:: EXERCISE GOAL ::
The lines to extract start at the one containing "OCR this image." and end with the last line; give them exactly and nothing more.

(Lines of data)
* begin *

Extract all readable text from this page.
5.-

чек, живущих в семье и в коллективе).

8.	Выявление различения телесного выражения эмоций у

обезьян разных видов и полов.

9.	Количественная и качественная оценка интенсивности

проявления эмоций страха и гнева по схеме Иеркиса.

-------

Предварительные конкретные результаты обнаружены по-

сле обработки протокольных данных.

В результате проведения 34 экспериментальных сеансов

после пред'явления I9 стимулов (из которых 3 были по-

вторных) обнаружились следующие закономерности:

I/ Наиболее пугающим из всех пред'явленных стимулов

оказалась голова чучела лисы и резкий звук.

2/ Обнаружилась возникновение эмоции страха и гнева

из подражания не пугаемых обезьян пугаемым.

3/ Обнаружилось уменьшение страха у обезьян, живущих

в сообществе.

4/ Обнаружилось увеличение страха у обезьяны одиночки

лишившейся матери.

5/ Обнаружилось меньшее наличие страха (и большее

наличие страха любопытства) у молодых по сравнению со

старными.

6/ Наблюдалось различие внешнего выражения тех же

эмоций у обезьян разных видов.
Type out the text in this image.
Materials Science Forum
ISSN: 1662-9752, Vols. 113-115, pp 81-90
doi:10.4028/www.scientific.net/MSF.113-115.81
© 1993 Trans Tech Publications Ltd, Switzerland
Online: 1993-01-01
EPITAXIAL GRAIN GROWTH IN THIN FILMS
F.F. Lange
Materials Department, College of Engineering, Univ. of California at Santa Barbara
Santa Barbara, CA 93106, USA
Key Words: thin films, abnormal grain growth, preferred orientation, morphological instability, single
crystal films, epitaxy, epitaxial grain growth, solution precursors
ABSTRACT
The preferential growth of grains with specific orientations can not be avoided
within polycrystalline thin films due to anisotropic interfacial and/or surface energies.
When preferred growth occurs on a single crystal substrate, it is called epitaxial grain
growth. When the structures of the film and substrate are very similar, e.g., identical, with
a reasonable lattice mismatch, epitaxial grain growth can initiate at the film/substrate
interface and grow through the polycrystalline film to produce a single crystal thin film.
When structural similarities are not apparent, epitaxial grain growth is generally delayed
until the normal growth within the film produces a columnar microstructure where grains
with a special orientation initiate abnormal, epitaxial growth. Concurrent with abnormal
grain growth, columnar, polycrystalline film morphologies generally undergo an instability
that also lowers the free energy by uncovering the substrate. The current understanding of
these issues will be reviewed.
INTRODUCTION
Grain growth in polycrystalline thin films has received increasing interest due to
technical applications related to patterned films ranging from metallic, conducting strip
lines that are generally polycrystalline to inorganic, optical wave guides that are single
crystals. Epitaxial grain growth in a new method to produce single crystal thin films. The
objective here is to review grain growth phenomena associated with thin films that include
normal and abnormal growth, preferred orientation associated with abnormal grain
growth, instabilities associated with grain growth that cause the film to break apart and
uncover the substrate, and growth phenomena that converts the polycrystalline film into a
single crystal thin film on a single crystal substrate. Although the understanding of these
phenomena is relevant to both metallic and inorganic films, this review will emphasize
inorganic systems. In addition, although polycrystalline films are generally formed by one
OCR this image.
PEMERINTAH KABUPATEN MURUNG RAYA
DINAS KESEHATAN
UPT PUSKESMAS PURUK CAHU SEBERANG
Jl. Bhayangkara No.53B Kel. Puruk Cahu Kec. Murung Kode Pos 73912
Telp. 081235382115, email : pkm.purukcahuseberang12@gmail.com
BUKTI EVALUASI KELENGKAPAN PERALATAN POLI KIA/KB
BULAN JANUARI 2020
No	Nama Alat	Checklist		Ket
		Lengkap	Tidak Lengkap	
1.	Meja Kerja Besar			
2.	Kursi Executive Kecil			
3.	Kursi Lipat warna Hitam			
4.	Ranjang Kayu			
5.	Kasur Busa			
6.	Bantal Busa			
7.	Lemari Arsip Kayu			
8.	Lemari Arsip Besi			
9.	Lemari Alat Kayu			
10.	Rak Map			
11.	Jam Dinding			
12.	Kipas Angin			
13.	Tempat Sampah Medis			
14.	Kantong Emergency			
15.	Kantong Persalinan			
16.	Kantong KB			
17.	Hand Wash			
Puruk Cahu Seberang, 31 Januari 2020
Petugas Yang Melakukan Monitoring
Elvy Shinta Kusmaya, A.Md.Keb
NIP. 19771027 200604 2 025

* end *

:: FINISHED TASK ::
OCR this image.
PEMERINTAH KABUPATEN MURUNG RAYA
DINAS KESEHATAN
UPT PUSKESMAS PURUK CAHU SEBERANG
Jl. Bhayangkara No.53B Kel. Puruk Cahu Kec. Murung Kode Pos 73912
Telp. 081235382115, email : pkm.purukcahuseberang12@gmail.com
BUKTI EVALUASI KELENGKAPAN PERALATAN POLI KIA/KB
BULAN JANUARI 2020
No	Nama Alat	Checklist		Ket
		Lengkap	Tidak Lengkap	
1.	Meja Kerja Besar			
2.	Kursi Executive Kecil			
3.	Kursi Lipat warna Hitam			
4.	Ranjang Kayu			
5.	Kasur Busa			
6.	Bantal Busa			
7.	Lemari Arsip Kayu			
8.	Lemari Arsip Besi			
9.	Lemari Alat Kayu			
10.	Rak Map			
11.	Jam Dinding			
12.	Kipas Angin			
13.	Tempat Sampah Medis			
14.	Kantong Emergency			
15.	Kantong Persalinan			
16.	Kantong KB			
17.	Hand Wash			
Puruk Cahu Seberang, 31 Januari 2020
Petugas Yang Melakukan Monitoring
Elvy Shinta Kusmaya, A.Md.Keb
NIP. 19771027 200604 2 025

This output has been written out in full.